Prompt: Wherever a line holds the string "MACD", copy that line.

Records about charts and figures
---------------

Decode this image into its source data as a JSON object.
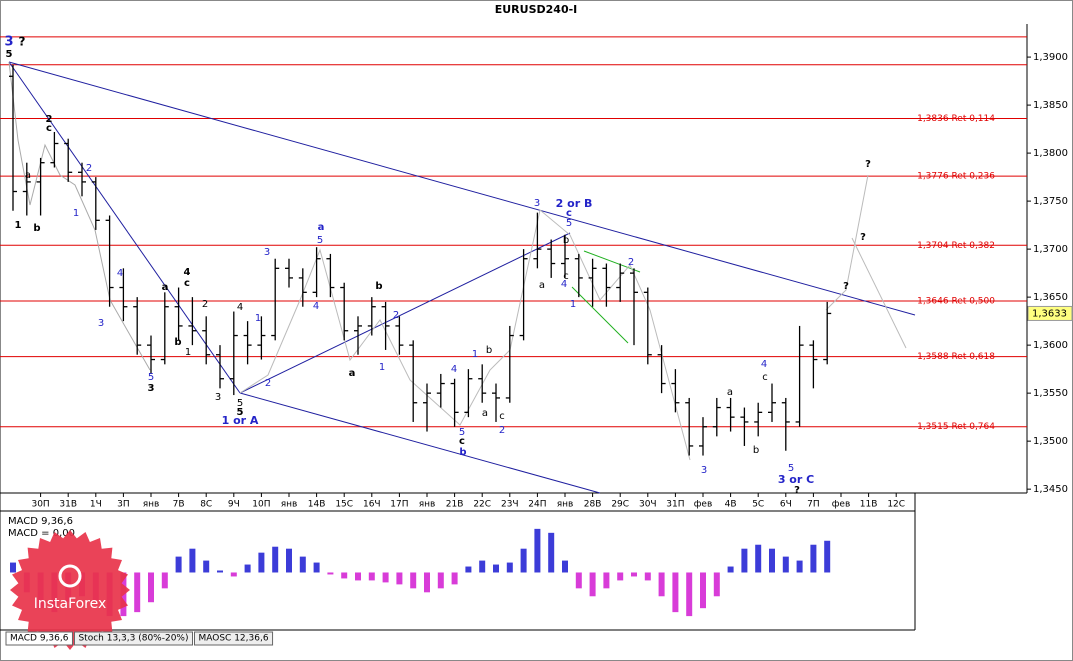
{
  "chart_data": [
    {
      "type": "ohlc",
      "title": "EURUSD240-I",
      "categories": [
        null,
        null,
        "30П",
        null,
        "31В",
        null,
        "1Ч",
        null,
        "3П",
        null,
        "янв",
        null,
        "7В",
        null,
        "8С",
        null,
        "9Ч",
        null,
        "10П",
        null,
        "янв",
        null,
        "14В",
        null,
        "15С",
        null,
        "16Ч",
        null,
        "17П",
        null,
        "янв",
        null,
        "21В",
        null,
        "22С",
        null,
        "23Ч",
        null,
        "24П",
        null,
        "янв",
        null,
        "28В",
        null,
        "29С",
        null,
        "30Ч",
        null,
        "31П",
        null,
        "фев",
        null,
        "4В",
        null,
        "5С",
        null,
        "6Ч",
        null,
        "7П",
        null,
        "фев",
        null,
        "11В",
        null,
        "12С"
      ],
      "open": [
        1.388,
        1.376,
        1.377,
        1.379,
        1.381,
        1.378,
        1.377,
        1.373,
        1.366,
        1.364,
        1.36,
        1.3585,
        1.364,
        1.362,
        1.3615,
        1.359,
        1.3565,
        1.361,
        1.36,
        1.361,
        1.368,
        1.367,
        1.3655,
        1.369,
        1.366,
        1.3615,
        1.362,
        1.364,
        1.362,
        1.36,
        1.354,
        1.355,
        1.356,
        1.353,
        1.3565,
        1.355,
        1.3545,
        1.361,
        1.369,
        1.37,
        1.3685,
        1.369,
        1.367,
        1.368,
        1.366,
        1.3675,
        1.3655,
        1.359,
        1.356,
        1.354,
        1.3495,
        1.3515,
        1.3535,
        1.3525,
        1.352,
        1.353,
        1.354,
        1.352,
        1.36,
        1.3585,
        null,
        null,
        null,
        null,
        null
      ],
      "high": [
        1.3892,
        1.379,
        1.3795,
        1.3822,
        1.3815,
        1.379,
        1.3775,
        1.3735,
        1.368,
        1.365,
        1.361,
        1.3655,
        1.366,
        1.365,
        1.363,
        1.36,
        1.3635,
        1.3625,
        1.363,
        1.369,
        1.369,
        1.368,
        1.3702,
        1.3695,
        1.3665,
        1.363,
        1.365,
        1.3645,
        1.363,
        1.3605,
        1.356,
        1.357,
        1.3565,
        1.3575,
        1.358,
        1.356,
        1.362,
        1.37,
        1.3738,
        1.371,
        1.3715,
        1.3695,
        1.369,
        1.3685,
        1.3685,
        1.368,
        1.366,
        1.36,
        1.3575,
        1.3545,
        1.3525,
        1.3545,
        1.3545,
        1.3535,
        1.354,
        1.356,
        1.3545,
        1.362,
        1.3605,
        1.3645,
        null,
        null,
        null,
        null,
        null
      ],
      "low": [
        1.374,
        1.3735,
        1.3735,
        1.3785,
        1.377,
        1.3755,
        1.372,
        1.364,
        1.3625,
        1.359,
        1.357,
        1.358,
        1.3605,
        1.36,
        1.358,
        1.3555,
        1.3548,
        1.358,
        1.3585,
        1.3605,
        1.366,
        1.364,
        1.365,
        1.365,
        1.3605,
        1.359,
        1.361,
        1.3595,
        1.359,
        1.352,
        1.351,
        1.3535,
        1.3515,
        1.3525,
        1.354,
        1.352,
        1.354,
        1.3605,
        1.368,
        1.367,
        1.367,
        1.365,
        1.364,
        1.364,
        1.3645,
        1.36,
        1.358,
        1.355,
        1.353,
        1.3485,
        1.3485,
        1.3505,
        1.351,
        1.3495,
        1.3505,
        1.352,
        1.349,
        1.3515,
        1.3555,
        1.358,
        null,
        null,
        null,
        null,
        null
      ],
      "close": [
        1.376,
        1.377,
        1.379,
        1.381,
        1.378,
        1.377,
        1.373,
        1.366,
        1.364,
        1.36,
        1.3585,
        1.364,
        1.362,
        1.3615,
        1.359,
        1.3565,
        1.361,
        1.36,
        1.361,
        1.368,
        1.367,
        1.3655,
        1.369,
        1.366,
        1.3615,
        1.362,
        1.364,
        1.362,
        1.36,
        1.354,
        1.355,
        1.356,
        1.353,
        1.3565,
        1.355,
        1.3545,
        1.361,
        1.369,
        1.37,
        1.3685,
        1.369,
        1.367,
        1.368,
        1.366,
        1.3675,
        1.3655,
        1.359,
        1.356,
        1.354,
        1.3495,
        1.3515,
        1.3535,
        1.3525,
        1.352,
        1.353,
        1.354,
        1.352,
        1.36,
        1.3585,
        1.3633,
        null,
        null,
        null,
        null,
        null
      ],
      "color": "#000000",
      "ylim": [
        1.3446,
        1.3923
      ],
      "yticks": [
        {
          "value": 1.345,
          "label": "1,3450"
        },
        {
          "value": 1.35,
          "label": "1,3500"
        },
        {
          "value": 1.355,
          "label": "1,3550"
        },
        {
          "value": 1.36,
          "label": "1,3600"
        },
        {
          "value": 1.365,
          "label": "1,3650"
        },
        {
          "value": 1.37,
          "label": "1,3700"
        },
        {
          "value": 1.375,
          "label": "1,3750"
        },
        {
          "value": 1.38,
          "label": "1,3800"
        },
        {
          "value": 1.385,
          "label": "1,3850"
        },
        {
          "value": 1.39,
          "label": "1,3900"
        }
      ],
      "levels": [
        {
          "value": 1.3836,
          "label": "1,3836 Ret 0,114"
        },
        {
          "value": 1.3776,
          "label": "1,3776 Ret 0,236"
        },
        {
          "value": 1.3704,
          "label": "1,3704 Ret 0,382"
        },
        {
          "value": 1.3646,
          "label": "1,3646 Ret 0,500"
        },
        {
          "value": 1.3588,
          "label": "1,3588 Ret 0,618"
        },
        {
          "value": 1.3515,
          "label": "1,3515 Ret 0,764"
        }
      ],
      "lines": [
        1.3921,
        1.3892
      ],
      "level_color": "#e00000",
      "last_price": {
        "value": 1.3633,
        "label": "1,3633"
      },
      "annotations": [
        "3",
        "?",
        "5",
        "a",
        "1",
        "b",
        "2",
        "c",
        "2",
        "1",
        "4",
        "3",
        "a",
        "4",
        "c",
        "2",
        "b",
        "1",
        "5",
        "3",
        "3",
        "4",
        "1",
        "5",
        "5",
        "1 or A",
        "2",
        "3",
        "a",
        "5",
        "4",
        "b",
        "2",
        "1",
        "a",
        "4",
        "1",
        "b",
        "a",
        "c",
        "2",
        "5",
        "c",
        "b",
        "3",
        "2 or B",
        "c",
        "5",
        "b",
        "c",
        "a",
        "4",
        "1",
        "2",
        "3",
        "a",
        "4",
        "c",
        "b",
        "5",
        "3 or C",
        "?",
        "?",
        "?",
        "?"
      ]
    },
    {
      "type": "histogram",
      "title": "MACD 9,36,6",
      "readout": "MACD = 0,00",
      "values": [
        0.0005,
        -0.001,
        -0.0018,
        -0.002,
        -0.0015,
        -0.0012,
        -0.0014,
        -0.0022,
        -0.0022,
        -0.002,
        -0.0015,
        -0.0008,
        0.0008,
        0.0012,
        0.0006,
        0.0001,
        -0.0002,
        0.0004,
        0.001,
        0.0013,
        0.0012,
        0.0008,
        0.0005,
        -0.0001,
        -0.0003,
        -0.0004,
        -0.0004,
        -0.0005,
        -0.0006,
        -0.0008,
        -0.001,
        -0.0008,
        -0.0006,
        0.0003,
        0.0006,
        0.0004,
        0.0005,
        0.0012,
        0.0022,
        0.002,
        0.0006,
        -0.0008,
        -0.0012,
        -0.0008,
        -0.0004,
        -0.0002,
        -0.0004,
        -0.0012,
        -0.002,
        -0.0022,
        -0.0018,
        -0.0012,
        0.0003,
        0.0012,
        0.0014,
        0.0012,
        0.0008,
        0.0006,
        0.0014,
        0.0016,
        null,
        null,
        null,
        null,
        null
      ],
      "ylim": [
        -0.0028,
        0.003
      ],
      "colors": {
        "positive": "#3c3cd8",
        "negative": "#d83cd8"
      }
    }
  ],
  "tabs": [
    "MACD 9,36,6",
    "Stoch 13,3,3 (80%-20%)",
    "MAOSC 12,36,6"
  ],
  "watermark": "InstaForex"
}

---------------

Result of the exercise:
      "title": "MACD 9,36,6",
      "readout": "MACD = 0,00",
    "MACD 9,36,6",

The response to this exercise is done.